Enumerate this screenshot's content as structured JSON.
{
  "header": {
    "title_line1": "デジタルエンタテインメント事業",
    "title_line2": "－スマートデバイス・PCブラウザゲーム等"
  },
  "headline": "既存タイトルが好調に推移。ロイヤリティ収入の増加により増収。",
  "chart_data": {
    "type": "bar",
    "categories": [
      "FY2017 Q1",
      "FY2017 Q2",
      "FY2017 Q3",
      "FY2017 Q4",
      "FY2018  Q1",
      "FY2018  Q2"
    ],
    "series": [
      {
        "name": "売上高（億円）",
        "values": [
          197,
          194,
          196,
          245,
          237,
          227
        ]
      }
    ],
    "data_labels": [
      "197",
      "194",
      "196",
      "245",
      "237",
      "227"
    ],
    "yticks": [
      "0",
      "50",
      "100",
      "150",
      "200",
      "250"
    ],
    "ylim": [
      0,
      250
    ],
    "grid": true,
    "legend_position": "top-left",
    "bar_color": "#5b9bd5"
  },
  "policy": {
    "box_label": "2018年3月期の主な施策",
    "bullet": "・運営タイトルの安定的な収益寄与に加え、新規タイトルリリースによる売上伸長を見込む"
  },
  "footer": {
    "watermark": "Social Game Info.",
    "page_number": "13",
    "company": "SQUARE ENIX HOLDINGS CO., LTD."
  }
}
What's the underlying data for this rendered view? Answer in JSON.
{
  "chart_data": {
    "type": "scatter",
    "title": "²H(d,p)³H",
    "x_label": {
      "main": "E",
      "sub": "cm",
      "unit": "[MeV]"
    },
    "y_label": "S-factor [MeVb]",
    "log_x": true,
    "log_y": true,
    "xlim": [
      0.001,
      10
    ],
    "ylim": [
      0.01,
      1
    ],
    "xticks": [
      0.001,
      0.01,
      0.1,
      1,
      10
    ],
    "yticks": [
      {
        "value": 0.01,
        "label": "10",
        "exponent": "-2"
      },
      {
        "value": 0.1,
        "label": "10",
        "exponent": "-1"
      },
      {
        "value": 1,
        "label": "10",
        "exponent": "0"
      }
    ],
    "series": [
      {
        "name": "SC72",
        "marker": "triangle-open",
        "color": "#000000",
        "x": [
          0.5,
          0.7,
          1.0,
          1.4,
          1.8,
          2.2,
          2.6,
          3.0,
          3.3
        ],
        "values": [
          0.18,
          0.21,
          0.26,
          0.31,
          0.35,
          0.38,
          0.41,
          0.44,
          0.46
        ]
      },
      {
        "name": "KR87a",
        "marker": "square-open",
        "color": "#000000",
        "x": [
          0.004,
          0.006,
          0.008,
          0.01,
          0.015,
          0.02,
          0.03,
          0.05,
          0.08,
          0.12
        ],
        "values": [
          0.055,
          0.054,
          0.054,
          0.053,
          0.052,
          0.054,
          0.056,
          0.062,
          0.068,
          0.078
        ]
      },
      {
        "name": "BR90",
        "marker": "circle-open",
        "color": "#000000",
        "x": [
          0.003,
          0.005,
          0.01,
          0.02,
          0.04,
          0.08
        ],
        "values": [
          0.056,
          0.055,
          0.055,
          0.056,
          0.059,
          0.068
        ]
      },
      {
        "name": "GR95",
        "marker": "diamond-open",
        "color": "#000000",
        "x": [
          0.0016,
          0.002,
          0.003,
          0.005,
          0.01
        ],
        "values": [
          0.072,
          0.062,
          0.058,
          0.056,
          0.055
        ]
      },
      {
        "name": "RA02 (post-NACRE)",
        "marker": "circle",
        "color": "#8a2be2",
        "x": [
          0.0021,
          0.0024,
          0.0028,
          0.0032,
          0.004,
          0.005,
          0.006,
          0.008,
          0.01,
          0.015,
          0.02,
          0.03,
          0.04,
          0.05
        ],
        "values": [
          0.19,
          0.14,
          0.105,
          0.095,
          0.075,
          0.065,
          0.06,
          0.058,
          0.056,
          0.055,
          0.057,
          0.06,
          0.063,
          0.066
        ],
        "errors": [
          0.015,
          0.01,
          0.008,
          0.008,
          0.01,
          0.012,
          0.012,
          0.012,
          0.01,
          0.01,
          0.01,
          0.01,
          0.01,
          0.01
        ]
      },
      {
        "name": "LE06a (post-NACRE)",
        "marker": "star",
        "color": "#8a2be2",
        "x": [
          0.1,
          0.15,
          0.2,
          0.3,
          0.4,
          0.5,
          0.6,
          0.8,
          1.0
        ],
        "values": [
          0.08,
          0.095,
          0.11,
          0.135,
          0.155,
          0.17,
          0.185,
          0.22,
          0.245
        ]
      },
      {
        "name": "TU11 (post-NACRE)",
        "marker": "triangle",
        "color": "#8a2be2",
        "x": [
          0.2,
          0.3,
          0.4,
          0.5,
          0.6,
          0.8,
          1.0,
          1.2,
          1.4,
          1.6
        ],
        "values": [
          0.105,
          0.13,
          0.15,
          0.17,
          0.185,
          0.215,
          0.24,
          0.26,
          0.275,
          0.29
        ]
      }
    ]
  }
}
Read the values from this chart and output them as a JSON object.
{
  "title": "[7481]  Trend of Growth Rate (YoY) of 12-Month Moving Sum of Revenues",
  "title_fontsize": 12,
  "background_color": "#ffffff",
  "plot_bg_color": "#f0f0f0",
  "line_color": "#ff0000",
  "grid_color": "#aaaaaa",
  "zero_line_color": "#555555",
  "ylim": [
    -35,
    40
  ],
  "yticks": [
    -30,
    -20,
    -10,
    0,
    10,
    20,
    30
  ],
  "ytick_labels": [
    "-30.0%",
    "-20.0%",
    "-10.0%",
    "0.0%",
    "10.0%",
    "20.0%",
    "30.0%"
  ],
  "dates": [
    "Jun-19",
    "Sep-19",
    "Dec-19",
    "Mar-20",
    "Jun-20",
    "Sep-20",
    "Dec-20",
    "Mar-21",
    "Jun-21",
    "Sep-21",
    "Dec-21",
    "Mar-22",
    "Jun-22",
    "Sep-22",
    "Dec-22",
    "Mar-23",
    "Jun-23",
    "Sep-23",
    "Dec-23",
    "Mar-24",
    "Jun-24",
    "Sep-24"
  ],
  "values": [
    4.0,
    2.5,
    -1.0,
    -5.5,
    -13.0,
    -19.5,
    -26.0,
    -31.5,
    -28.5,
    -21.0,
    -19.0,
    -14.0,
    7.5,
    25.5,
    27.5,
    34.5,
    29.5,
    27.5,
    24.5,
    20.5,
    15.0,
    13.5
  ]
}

══════════════════════════════

**WORK TO COMPLETE**
Copy every line above in which the string "NACRE" shows up.

**RESPONSE**
        "name": "RA02 (post-NACRE)",
        "name": "LE06a (post-NACRE)",
        "name": "TU11 (post-NACRE)",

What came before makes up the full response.